Stored records
■ ■ ■ ■ ■ ■ ■

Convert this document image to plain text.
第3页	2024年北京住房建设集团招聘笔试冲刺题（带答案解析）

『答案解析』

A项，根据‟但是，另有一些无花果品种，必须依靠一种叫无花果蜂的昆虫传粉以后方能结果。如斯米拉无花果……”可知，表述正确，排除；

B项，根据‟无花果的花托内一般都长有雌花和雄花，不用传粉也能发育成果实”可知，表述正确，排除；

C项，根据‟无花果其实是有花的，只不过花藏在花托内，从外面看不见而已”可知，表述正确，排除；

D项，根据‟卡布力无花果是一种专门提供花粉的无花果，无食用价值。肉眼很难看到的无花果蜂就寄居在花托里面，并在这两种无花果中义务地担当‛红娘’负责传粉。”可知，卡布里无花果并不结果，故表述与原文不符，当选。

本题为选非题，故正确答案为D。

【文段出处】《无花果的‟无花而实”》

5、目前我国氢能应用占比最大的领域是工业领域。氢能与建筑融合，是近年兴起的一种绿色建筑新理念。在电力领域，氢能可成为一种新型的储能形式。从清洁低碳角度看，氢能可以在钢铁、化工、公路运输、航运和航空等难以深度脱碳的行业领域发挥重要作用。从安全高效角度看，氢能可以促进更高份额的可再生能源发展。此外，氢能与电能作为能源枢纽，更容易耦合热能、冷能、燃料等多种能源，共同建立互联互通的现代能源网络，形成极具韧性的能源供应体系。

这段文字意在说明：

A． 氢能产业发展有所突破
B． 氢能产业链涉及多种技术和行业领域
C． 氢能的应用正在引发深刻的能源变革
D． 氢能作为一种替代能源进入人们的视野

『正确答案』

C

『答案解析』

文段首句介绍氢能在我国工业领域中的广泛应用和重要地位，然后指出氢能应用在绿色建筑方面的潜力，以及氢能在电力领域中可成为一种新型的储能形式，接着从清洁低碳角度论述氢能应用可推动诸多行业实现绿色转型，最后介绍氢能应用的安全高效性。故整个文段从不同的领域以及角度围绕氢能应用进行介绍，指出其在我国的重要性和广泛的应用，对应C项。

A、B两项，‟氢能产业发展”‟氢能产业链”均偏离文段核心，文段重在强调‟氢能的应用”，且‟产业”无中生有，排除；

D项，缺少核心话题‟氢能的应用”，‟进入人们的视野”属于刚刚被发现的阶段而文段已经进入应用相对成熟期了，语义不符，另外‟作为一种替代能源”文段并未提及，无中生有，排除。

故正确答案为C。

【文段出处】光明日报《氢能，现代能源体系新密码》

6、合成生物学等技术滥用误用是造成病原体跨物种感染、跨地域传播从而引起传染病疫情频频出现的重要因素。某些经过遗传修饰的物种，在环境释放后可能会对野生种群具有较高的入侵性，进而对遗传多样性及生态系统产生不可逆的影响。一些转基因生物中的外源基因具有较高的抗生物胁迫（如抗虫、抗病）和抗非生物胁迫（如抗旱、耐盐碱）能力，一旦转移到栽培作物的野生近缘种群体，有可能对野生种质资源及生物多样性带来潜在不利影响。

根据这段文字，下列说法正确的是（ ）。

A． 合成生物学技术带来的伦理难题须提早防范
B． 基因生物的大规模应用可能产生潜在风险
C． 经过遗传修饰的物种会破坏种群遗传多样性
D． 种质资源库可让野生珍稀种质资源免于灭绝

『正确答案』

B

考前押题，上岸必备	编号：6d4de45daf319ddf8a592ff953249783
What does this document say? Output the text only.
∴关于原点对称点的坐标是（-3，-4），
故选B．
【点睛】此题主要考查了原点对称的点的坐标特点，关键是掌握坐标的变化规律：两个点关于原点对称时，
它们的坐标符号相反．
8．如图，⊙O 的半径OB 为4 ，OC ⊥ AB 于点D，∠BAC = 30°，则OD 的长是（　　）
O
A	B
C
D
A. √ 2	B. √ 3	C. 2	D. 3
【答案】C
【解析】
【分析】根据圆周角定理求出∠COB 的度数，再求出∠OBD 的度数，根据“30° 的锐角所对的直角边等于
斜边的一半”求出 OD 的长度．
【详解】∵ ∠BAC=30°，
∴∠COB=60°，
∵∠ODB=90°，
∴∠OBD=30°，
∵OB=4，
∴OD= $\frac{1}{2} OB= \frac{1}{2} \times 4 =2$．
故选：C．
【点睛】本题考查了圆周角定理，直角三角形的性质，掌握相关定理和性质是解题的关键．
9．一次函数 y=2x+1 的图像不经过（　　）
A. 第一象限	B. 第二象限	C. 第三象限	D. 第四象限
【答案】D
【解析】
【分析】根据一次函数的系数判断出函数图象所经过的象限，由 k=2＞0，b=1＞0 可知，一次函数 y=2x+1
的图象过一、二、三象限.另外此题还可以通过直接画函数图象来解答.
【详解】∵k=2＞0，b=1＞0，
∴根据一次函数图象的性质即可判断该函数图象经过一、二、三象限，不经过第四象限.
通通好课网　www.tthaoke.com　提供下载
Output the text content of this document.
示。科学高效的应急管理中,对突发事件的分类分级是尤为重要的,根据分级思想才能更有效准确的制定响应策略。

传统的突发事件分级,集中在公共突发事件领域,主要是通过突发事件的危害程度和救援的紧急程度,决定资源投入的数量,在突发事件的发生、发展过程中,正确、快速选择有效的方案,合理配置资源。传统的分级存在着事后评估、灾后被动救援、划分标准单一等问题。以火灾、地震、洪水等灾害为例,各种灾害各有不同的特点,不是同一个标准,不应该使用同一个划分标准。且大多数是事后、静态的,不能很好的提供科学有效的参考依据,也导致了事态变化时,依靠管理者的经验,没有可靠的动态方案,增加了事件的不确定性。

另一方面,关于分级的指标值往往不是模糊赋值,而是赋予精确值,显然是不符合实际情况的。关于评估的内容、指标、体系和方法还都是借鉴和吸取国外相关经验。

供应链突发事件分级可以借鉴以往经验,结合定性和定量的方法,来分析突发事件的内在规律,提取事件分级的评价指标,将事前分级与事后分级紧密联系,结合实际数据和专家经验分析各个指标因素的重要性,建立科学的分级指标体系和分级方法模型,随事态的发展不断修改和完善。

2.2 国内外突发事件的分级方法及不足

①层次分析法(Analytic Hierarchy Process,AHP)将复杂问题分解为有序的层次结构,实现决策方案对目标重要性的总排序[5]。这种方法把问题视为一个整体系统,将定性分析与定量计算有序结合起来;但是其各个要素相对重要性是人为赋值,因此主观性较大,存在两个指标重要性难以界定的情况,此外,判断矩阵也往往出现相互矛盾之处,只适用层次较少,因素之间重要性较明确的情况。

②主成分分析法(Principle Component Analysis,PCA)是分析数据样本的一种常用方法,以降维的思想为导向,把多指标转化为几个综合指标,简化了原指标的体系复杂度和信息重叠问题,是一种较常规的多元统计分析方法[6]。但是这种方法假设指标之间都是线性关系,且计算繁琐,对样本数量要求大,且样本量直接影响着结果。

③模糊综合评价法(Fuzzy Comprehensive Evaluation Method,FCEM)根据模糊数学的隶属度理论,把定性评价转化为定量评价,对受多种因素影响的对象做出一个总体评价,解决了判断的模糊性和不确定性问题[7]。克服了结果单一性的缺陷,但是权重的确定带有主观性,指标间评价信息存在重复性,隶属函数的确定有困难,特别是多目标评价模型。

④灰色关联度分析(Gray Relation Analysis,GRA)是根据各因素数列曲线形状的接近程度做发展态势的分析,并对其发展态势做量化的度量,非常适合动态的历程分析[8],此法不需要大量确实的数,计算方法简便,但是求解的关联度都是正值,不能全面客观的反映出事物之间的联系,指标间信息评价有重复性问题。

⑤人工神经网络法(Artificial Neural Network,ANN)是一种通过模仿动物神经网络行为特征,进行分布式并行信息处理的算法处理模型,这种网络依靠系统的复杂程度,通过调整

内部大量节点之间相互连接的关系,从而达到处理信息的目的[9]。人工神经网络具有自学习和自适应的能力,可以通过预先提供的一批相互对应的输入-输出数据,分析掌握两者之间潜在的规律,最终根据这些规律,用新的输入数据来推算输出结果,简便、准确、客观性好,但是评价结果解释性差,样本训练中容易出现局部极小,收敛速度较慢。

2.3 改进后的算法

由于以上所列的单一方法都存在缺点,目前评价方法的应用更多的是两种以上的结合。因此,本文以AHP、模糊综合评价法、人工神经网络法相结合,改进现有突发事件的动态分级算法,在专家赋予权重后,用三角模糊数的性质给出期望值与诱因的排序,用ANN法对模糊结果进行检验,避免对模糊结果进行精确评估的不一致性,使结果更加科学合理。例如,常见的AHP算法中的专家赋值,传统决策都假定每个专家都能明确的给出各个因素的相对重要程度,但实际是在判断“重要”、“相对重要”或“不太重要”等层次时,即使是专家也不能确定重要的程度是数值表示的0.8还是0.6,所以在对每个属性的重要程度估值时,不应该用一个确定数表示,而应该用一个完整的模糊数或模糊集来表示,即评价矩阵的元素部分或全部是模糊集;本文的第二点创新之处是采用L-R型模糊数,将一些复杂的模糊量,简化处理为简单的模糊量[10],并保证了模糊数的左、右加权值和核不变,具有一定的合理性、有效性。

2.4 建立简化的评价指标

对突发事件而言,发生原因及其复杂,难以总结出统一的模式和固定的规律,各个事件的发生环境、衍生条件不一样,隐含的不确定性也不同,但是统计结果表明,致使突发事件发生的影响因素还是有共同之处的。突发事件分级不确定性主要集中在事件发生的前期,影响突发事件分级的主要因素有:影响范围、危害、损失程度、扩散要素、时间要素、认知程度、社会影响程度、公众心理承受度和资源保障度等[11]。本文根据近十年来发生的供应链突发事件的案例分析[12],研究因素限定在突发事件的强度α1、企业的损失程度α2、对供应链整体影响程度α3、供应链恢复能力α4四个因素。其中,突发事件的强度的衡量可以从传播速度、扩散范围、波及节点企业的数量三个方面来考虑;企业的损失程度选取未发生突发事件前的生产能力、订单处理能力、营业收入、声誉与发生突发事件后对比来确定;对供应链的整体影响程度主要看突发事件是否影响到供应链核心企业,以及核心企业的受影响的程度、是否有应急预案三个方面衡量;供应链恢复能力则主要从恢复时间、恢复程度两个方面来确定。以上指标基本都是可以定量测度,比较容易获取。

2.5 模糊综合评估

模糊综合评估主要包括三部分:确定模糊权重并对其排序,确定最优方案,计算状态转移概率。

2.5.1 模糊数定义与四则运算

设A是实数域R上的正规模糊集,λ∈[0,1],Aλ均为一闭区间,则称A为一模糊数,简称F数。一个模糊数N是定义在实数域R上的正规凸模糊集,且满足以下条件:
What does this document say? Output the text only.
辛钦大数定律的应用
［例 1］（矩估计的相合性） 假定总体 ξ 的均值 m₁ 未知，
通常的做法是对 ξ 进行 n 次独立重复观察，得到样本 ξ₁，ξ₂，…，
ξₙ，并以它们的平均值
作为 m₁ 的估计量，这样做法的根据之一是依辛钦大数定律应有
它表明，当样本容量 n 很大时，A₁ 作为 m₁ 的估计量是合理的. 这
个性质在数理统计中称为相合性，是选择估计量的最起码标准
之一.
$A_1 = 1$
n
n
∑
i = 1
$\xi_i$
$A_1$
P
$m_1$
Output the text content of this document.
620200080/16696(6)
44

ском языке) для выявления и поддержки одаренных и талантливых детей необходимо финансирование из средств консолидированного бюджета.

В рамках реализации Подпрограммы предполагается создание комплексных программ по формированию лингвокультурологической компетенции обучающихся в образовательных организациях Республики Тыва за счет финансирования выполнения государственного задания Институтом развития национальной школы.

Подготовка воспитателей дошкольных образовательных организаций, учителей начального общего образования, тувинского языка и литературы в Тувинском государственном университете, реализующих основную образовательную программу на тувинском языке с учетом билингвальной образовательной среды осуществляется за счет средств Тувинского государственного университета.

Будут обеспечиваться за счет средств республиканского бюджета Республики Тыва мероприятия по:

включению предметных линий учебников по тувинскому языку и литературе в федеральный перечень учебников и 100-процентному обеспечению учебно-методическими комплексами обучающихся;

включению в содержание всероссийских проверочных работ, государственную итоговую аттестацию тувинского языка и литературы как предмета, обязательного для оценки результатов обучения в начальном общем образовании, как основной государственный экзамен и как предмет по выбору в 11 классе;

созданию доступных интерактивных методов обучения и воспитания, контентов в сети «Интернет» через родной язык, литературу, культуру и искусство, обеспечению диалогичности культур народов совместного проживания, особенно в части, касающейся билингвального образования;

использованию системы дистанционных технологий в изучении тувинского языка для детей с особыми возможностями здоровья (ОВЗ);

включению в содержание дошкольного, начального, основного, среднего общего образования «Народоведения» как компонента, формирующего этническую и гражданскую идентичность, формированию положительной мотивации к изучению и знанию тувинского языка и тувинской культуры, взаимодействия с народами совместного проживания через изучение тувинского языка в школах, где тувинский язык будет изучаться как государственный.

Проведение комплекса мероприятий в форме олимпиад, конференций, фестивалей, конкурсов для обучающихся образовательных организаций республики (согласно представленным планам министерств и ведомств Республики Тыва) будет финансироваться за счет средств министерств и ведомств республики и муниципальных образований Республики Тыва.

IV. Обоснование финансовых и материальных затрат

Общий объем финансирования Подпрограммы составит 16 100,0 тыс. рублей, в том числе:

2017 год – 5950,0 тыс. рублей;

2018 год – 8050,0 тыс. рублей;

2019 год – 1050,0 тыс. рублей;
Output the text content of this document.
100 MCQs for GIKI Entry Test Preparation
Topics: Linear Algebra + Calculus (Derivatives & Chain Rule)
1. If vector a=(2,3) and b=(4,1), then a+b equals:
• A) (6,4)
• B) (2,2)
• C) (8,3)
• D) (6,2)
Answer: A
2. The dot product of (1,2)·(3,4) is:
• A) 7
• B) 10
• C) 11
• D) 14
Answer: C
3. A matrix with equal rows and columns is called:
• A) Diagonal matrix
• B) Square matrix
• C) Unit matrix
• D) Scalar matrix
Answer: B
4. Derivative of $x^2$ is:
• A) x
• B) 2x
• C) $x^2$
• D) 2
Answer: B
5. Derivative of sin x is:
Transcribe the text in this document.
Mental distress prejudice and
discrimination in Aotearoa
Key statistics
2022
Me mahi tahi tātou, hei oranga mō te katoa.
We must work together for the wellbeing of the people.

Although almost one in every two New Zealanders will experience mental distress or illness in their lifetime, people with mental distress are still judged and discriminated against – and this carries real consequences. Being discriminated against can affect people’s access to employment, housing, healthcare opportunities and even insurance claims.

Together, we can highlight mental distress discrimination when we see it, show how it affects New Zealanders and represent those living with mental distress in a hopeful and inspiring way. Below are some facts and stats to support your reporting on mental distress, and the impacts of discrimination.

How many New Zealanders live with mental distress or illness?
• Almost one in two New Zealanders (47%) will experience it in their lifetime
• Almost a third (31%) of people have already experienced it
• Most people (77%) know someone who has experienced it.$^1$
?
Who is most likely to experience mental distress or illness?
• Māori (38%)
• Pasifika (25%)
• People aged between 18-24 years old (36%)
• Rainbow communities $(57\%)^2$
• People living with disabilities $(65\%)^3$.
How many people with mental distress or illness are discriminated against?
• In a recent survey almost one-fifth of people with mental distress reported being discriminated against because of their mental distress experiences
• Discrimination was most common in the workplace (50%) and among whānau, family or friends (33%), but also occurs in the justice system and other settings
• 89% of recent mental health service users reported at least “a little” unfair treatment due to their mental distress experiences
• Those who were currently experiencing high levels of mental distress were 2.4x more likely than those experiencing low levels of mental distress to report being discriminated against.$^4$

■ ■ ■ ■ ■ ■ ■

## TASK STATEMENT
Work out how many lines of the listing above include the word "бюджета". Report only the number.

## REPLY
2